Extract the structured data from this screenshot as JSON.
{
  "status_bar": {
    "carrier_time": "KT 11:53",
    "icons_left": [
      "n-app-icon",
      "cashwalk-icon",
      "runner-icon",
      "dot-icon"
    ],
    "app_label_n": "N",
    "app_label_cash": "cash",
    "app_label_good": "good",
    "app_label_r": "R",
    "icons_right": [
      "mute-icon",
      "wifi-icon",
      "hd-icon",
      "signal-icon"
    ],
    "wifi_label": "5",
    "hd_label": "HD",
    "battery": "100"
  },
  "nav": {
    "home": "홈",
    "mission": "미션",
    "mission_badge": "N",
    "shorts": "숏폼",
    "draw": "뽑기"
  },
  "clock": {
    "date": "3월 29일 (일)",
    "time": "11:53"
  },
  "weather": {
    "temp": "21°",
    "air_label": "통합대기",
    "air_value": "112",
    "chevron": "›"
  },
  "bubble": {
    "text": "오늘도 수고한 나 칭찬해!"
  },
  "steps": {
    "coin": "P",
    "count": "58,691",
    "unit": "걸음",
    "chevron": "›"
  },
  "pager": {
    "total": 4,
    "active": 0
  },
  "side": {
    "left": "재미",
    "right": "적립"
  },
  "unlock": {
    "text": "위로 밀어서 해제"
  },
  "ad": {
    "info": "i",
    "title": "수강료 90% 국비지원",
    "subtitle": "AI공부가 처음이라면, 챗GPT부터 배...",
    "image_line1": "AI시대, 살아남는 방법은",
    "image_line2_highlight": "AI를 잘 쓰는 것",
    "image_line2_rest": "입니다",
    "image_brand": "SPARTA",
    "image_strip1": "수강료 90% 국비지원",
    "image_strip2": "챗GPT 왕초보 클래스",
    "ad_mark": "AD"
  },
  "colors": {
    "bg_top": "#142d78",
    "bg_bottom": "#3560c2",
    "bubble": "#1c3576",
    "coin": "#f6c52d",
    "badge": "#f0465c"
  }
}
◇ ◇ ◇
#### Short exercise
Repeat all of the records above exactly as written.

#### Response to the task
Extract the structured data from this screenshot as JSON.
{
  "status_bar": {
    "carrier_time": "KT 11:53",
    "icons_left": [
      "n-app-icon",
      "cashwalk-icon",
      "runner-icon",
      "dot-icon"
    ],
    "app_label_n": "N",
    "app_label_cash": "cash",
    "app_label_good": "good",
    "app_label_r": "R",
    "icons_right": [
      "mute-icon",
      "wifi-icon",
      "hd-icon",
      "signal-icon"
    ],
    "wifi_label": "5",
    "hd_label": "HD",
    "battery": "100"
  },
  "nav": {
    "home": "홈",
    "mission": "미션",
    "mission_badge": "N",
    "shorts": "숏폼",
    "draw": "뽑기"
  },
  "clock": {
    "date": "3월 29일 (일)",
    "time": "11:53"
  },
  "weather": {
    "temp": "21°",
    "air_label": "통합대기",
    "air_value": "112",
    "chevron": "›"
  },
  "bubble": {
    "text": "오늘도 수고한 나 칭찬해!"
  },
  "steps": {
    "coin": "P",
    "count": "58,691",
    "unit": "걸음",
    "chevron": "›"
  },
  "pager": {
    "total": 4,
    "active": 0
  },
  "side": {
    "left": "재미",
    "right": "적립"
  },
  "unlock": {
    "text": "위로 밀어서 해제"
  },
  "ad": {
    "info": "i",
    "title": "수강료 90% 국비지원",
    "subtitle": "AI공부가 처음이라면, 챗GPT부터 배...",
    "image_line1": "AI시대, 살아남는 방법은",
    "image_line2_highlight": "AI를 잘 쓰는 것",
    "image_line2_rest": "입니다",
    "image_brand": "SPARTA",
    "image_strip1": "수강료 90% 국비지원",
    "image_strip2": "챗GPT 왕초보 클래스",
    "ad_mark": "AD"
  },
  "colors": {
    "bg_top": "#142d78",
    "bg_bottom": "#3560c2",
    "bubble": "#1c3576",
    "coin": "#f6c52d",
    "badge": "#f0465c"
  }
}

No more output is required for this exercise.